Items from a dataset
= = = = = = =
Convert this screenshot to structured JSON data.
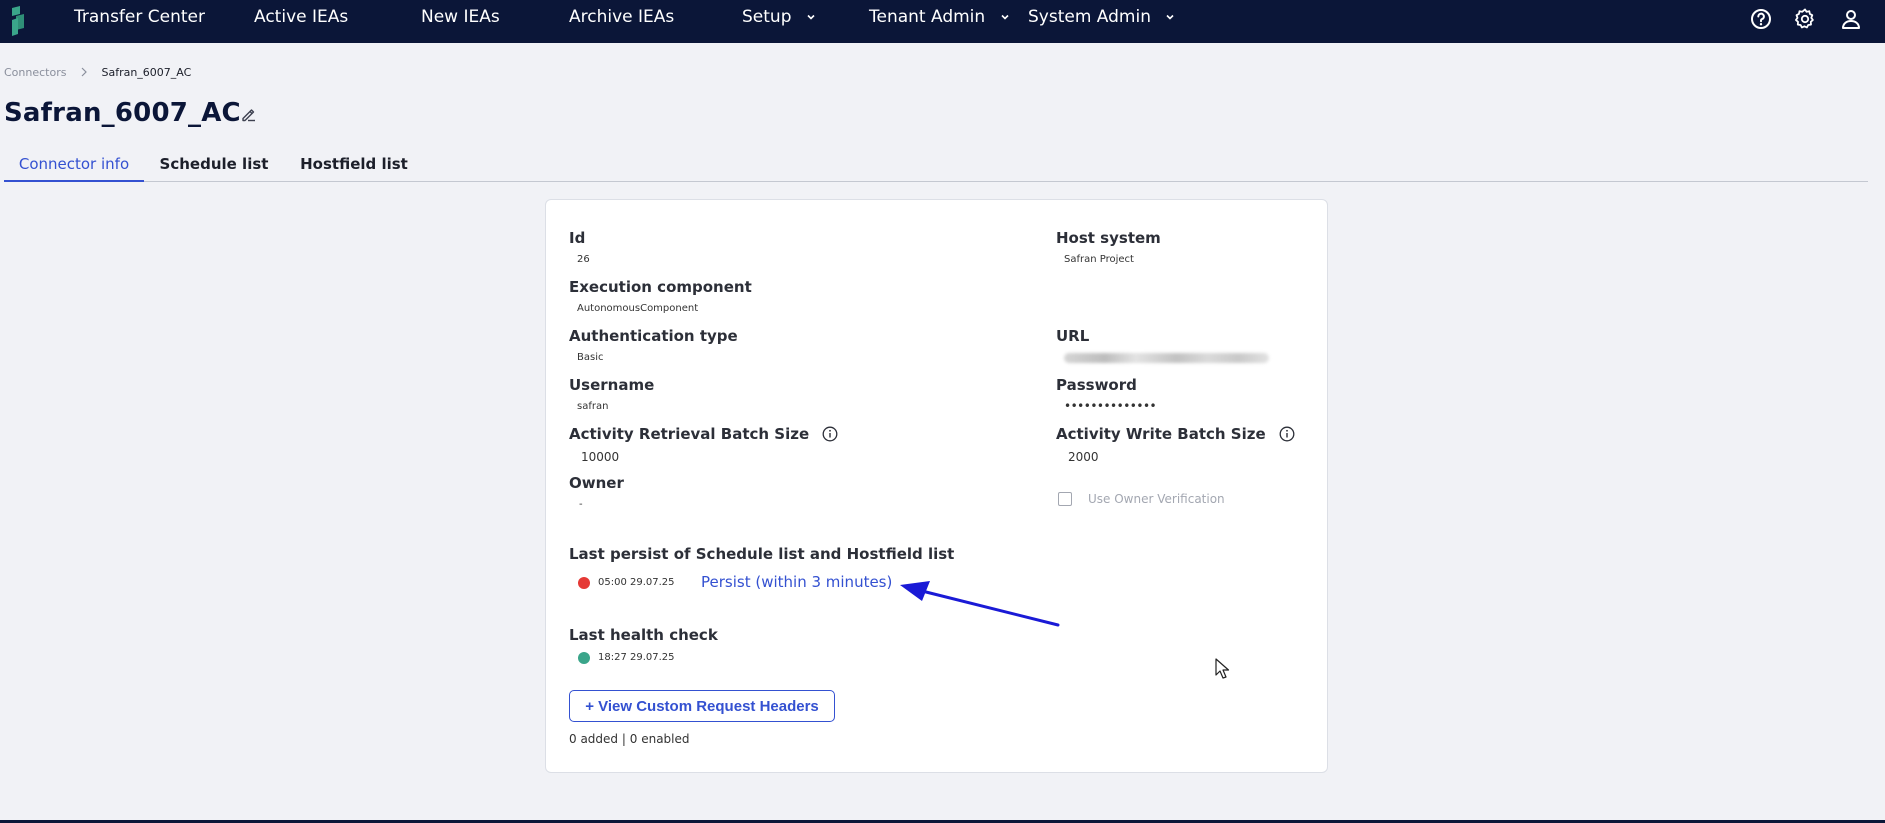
{
  "nav": {
    "items": [
      {
        "label": "Transfer Center"
      },
      {
        "label": "Active IEAs"
      },
      {
        "label": "New IEAs"
      },
      {
        "label": "Archive IEAs"
      },
      {
        "label": "Setup"
      },
      {
        "label": "Tenant Admin"
      },
      {
        "label": "System Admin"
      }
    ],
    "icons": [
      "help-icon",
      "gear-icon",
      "user-icon"
    ]
  },
  "breadcrumb": {
    "parent": "Connectors",
    "current": "Safran_6007_AC"
  },
  "page": {
    "title": "Safran_6007_AC"
  },
  "tabs": [
    {
      "label": "Connector info",
      "active": true
    },
    {
      "label": "Schedule list",
      "active": false
    },
    {
      "label": "Hostfield list",
      "active": false
    }
  ],
  "connector": {
    "id": {
      "label": "Id",
      "value": "26"
    },
    "host_system": {
      "label": "Host system",
      "value": "Safran Project"
    },
    "execution_component": {
      "label": "Execution component",
      "value": "AutonomousComponent"
    },
    "authentication_type": {
      "label": "Authentication type",
      "value": "Basic"
    },
    "url": {
      "label": "URL"
    },
    "username": {
      "label": "Username",
      "value": "safran"
    },
    "password": {
      "label": "Password",
      "value": "••••••••••••••"
    },
    "retrieval_batch": {
      "label": "Activity Retrieval Batch Size",
      "value": "10000"
    },
    "write_batch": {
      "label": "Activity Write Batch Size",
      "value": "2000"
    },
    "owner": {
      "label": "Owner",
      "value": "-"
    },
    "owner_verification": {
      "label": "Use Owner Verification",
      "checked": false
    },
    "last_persist": {
      "label": "Last persist of Schedule list and Hostfield list",
      "timestamp": "05:00 29.07.25",
      "status_color": "#e53935",
      "action_label": "Persist (within 3 minutes)"
    },
    "last_health": {
      "label": "Last health check",
      "timestamp": "18:27 29.07.25",
      "status_color": "#3aa58a"
    },
    "custom_headers": {
      "button_label": "+ View Custom Request Headers",
      "added": "0 added",
      "enabled": "0 enabled",
      "separator": "|"
    }
  },
  "colors": {
    "nav_bg": "#0b1638",
    "accent": "#3451d1",
    "annotation_arrow": "#1a1ad6"
  }
}
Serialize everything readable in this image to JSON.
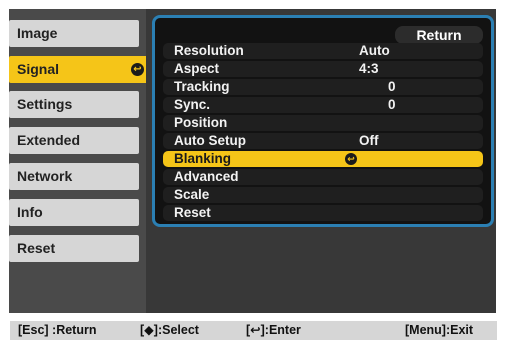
{
  "sidebar": {
    "items": [
      {
        "label": "Image"
      },
      {
        "label": "Signal"
      },
      {
        "label": "Settings"
      },
      {
        "label": "Extended"
      },
      {
        "label": "Network"
      },
      {
        "label": "Info"
      },
      {
        "label": "Reset"
      }
    ],
    "enter_glyph": "↩"
  },
  "submenu": {
    "return_label": "Return",
    "rows": [
      {
        "label": "Resolution",
        "value": "Auto"
      },
      {
        "label": "Aspect",
        "value": "4:3"
      },
      {
        "label": "Tracking",
        "value": "0"
      },
      {
        "label": "Sync.",
        "value": "0"
      },
      {
        "label": "Position",
        "value": ""
      },
      {
        "label": "Auto Setup",
        "value": "Off"
      },
      {
        "label": "Blanking",
        "value": ""
      },
      {
        "label": "Advanced",
        "value": ""
      },
      {
        "label": "Scale",
        "value": ""
      },
      {
        "label": "Reset",
        "value": ""
      }
    ]
  },
  "footer": {
    "esc": "[Esc] :Return",
    "select": "[◆]:Select",
    "enter": "[↩]:Enter",
    "menu": "[Menu]:Exit"
  },
  "colors": {
    "highlight": "#f5c518",
    "border_accent": "#2b7fb3",
    "background": "#4a4a4a"
  }
}
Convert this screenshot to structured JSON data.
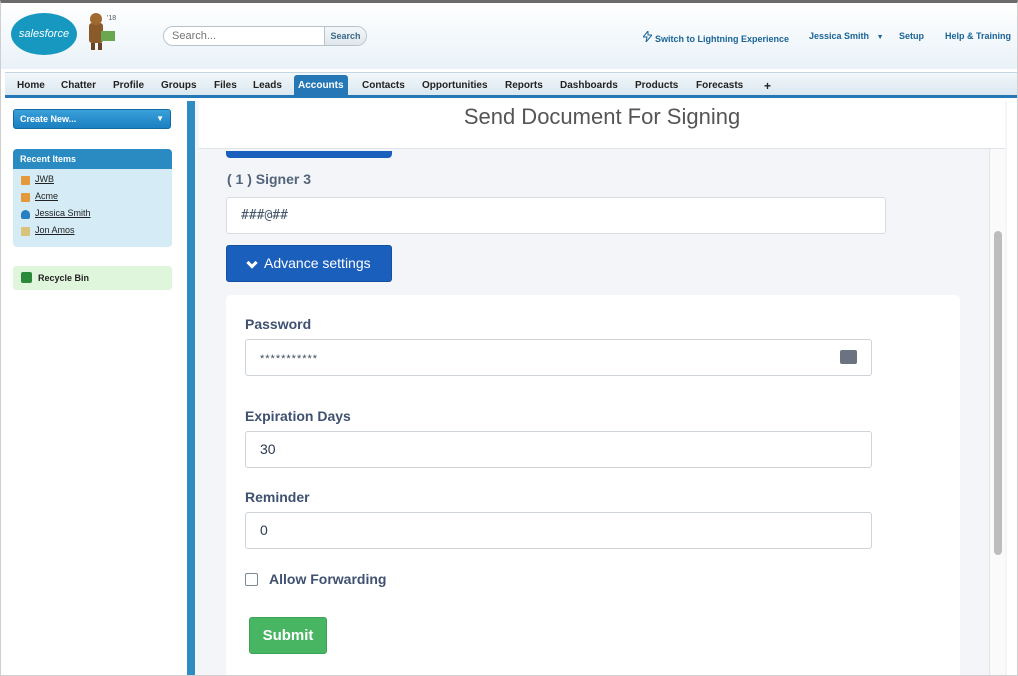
{
  "header": {
    "logo_text": "salesforce",
    "mascot_badge": "'18",
    "search_placeholder": "Search...",
    "search_button": "Search",
    "links": {
      "lightning": "Switch to Lightning Experience",
      "user": "Jessica Smith",
      "setup": "Setup",
      "help": "Help & Training"
    }
  },
  "tabs": [
    {
      "label": "Home"
    },
    {
      "label": "Chatter"
    },
    {
      "label": "Profile"
    },
    {
      "label": "Groups"
    },
    {
      "label": "Files"
    },
    {
      "label": "Leads"
    },
    {
      "label": "Accounts",
      "active": true
    },
    {
      "label": "Contacts"
    },
    {
      "label": "Opportunities"
    },
    {
      "label": "Reports"
    },
    {
      "label": "Dashboards"
    },
    {
      "label": "Products"
    },
    {
      "label": "Forecasts"
    },
    {
      "label": "+"
    }
  ],
  "sidebar": {
    "create_new": "Create New...",
    "recent_title": "Recent Items",
    "recent_items": [
      {
        "label": "JWB",
        "icon": "account-icon"
      },
      {
        "label": "Acme",
        "icon": "account-icon"
      },
      {
        "label": "Jessica Smith",
        "icon": "user-icon"
      },
      {
        "label": "Jon Amos",
        "icon": "contact-icon"
      }
    ],
    "recycle_bin": "Recycle Bin"
  },
  "main": {
    "title": "Send Document For Signing",
    "signer_label": "( 1 ) Signer 3",
    "signer_value": "###@##",
    "advance_settings": "Advance settings",
    "password_label": "Password",
    "password_value": "***********",
    "expiration_label": "Expiration Days",
    "expiration_value": "30",
    "reminder_label": "Reminder",
    "reminder_value": "0",
    "allow_forwarding": "Allow Forwarding",
    "submit": "Submit"
  },
  "colors": {
    "accent": "#1b5fbd",
    "tab_active": "#2577b5",
    "submit": "#47b562",
    "sidebar_bar": "#2e8cc2"
  }
}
= = = = = = =
*WHAT THIS TASK INVOLVES*
Quote the records above in full, dropping each picture.

*THE COMPLETED TASK*
Convert this screenshot to structured JSON data.
{
  "nav": {
    "items": [
      {
        "label": "Transfer Center"
      },
      {
        "label": "Active IEAs"
      },
      {
        "label": "New IEAs"
      },
      {
        "label": "Archive IEAs"
      },
      {
        "label": "Setup"
      },
      {
        "label": "Tenant Admin"
      },
      {
        "label": "System Admin"
      }
    ],
    "icons": [
      "help-icon",
      "gear-icon",
      "user-icon"
    ]
  },
  "breadcrumb": {
    "parent": "Connectors",
    "current": "Safran_6007_AC"
  },
  "page": {
    "title": "Safran_6007_AC"
  },
  "tabs": [
    {
      "label": "Connector info",
      "active": true
    },
    {
      "label": "Schedule list",
      "active": false
    },
    {
      "label": "Hostfield list",
      "active": false
    }
  ],
  "connector": {
    "id": {
      "label": "Id",
      "value": "26"
    },
    "host_system": {
      "label": "Host system",
      "value": "Safran Project"
    },
    "execution_component": {
      "label": "Execution component",
      "value": "AutonomousComponent"
    },
    "authentication_type": {
      "label": "Authentication type",
      "value": "Basic"
    },
    "url": {
      "label": "URL"
    },
    "username": {
      "label": "Username",
      "value": "safran"
    },
    "password": {
      "label": "Password",
      "value": "••••••••••••••"
    },
    "retrieval_batch": {
      "label": "Activity Retrieval Batch Size",
      "value": "10000"
    },
    "write_batch": {
      "label": "Activity Write Batch Size",
      "value": "2000"
    },
    "owner": {
      "label": "Owner",
      "value": "-"
    },
    "owner_verification": {
      "label": "Use Owner Verification",
      "checked": false
    },
    "last_persist": {
      "label": "Last persist of Schedule list and Hostfield list",
      "timestamp": "05:00 29.07.25",
      "status_color": "#e53935",
      "action_label": "Persist (within 3 minutes)"
    },
    "last_health": {
      "label": "Last health check",
      "timestamp": "18:27 29.07.25",
      "status_color": "#3aa58a"
    },
    "custom_headers": {
      "button_label": "+ View Custom Request Headers",
      "added": "0 added",
      "enabled": "0 enabled",
      "separator": "|"
    }
  },
  "colors": {
    "nav_bg": "#0b1638",
    "accent": "#3451d1",
    "annotation_arrow": "#1a1ad6"
  }
}
Serialize everything readable in this image to JSON.
{
  "sidebar": {
    "items": [
      {
        "label": "Image"
      },
      {
        "label": "Signal"
      },
      {
        "label": "Settings"
      },
      {
        "label": "Extended"
      },
      {
        "label": "Network"
      },
      {
        "label": "Info"
      },
      {
        "label": "Reset"
      }
    ],
    "enter_glyph": "↩"
  },
  "submenu": {
    "return_label": "Return",
    "rows": [
      {
        "label": "Resolution",
        "value": "Auto"
      },
      {
        "label": "Aspect",
        "value": "4:3"
      },
      {
        "label": "Tracking",
        "value": "0"
      },
      {
        "label": "Sync.",
        "value": "0"
      },
      {
        "label": "Position",
        "value": ""
      },
      {
        "label": "Auto Setup",
        "value": "Off"
      },
      {
        "label": "Blanking",
        "value": ""
      },
      {
        "label": "Advanced",
        "value": ""
      },
      {
        "label": "Scale",
        "value": ""
      },
      {
        "label": "Reset",
        "value": ""
      }
    ]
  },
  "footer": {
    "esc": "[Esc] :Return",
    "select": "[◆]:Select",
    "enter": "[↩]:Enter",
    "menu": "[Menu]:Exit"
  },
  "colors": {
    "highlight": "#f5c518",
    "border_accent": "#2b7fb3",
    "background": "#4a4a4a"
  }
}
Convert this screenshot to structured JSON data.
{
  "header": {
    "logo_text": "salesforce",
    "mascot_badge": "'18",
    "search_placeholder": "Search...",
    "search_button": "Search",
    "links": {
      "lightning": "Switch to Lightning Experience",
      "user": "Jessica Smith",
      "setup": "Setup",
      "help": "Help & Training"
    }
  },
  "tabs": [
    {
      "label": "Home"
    },
    {
      "label": "Chatter"
    },
    {
      "label": "Profile"
    },
    {
      "label": "Groups"
    },
    {
      "label": "Files"
    },
    {
      "label": "Leads"
    },
    {
      "label": "Accounts",
      "active": true
    },
    {
      "label": "Contacts"
    },
    {
      "label": "Opportunities"
    },
    {
      "label": "Reports"
    },
    {
      "label": "Dashboards"
    },
    {
      "label": "Products"
    },
    {
      "label": "Forecasts"
    },
    {
      "label": "+"
    }
  ],
  "sidebar": {
    "create_new": "Create New...",
    "recent_title": "Recent Items",
    "recent_items": [
      {
        "label": "JWB",
        "icon": "account-icon"
      },
      {
        "label": "Acme",
        "icon": "account-icon"
      },
      {
        "label": "Jessica Smith",
        "icon": "user-icon"
      },
      {
        "label": "Jon Amos",
        "icon": "contact-icon"
      }
    ],
    "recycle_bin": "Recycle Bin"
  },
  "main": {
    "title": "Send Document For Signing",
    "signer_label": "( 1 ) Signer 3",
    "signer_value": "###@##",
    "advance_settings": "Advance settings",
    "password_label": "Password",
    "password_value": "***********",
    "expiration_label": "Expiration Days",
    "expiration_value": "30",
    "reminder_label": "Reminder",
    "reminder_value": "0",
    "allow_forwarding": "Allow Forwarding",
    "submit": "Submit"
  },
  "colors": {
    "accent": "#1b5fbd",
    "tab_active": "#2577b5",
    "submit": "#47b562",
    "sidebar_bar": "#2e8cc2"
  }
}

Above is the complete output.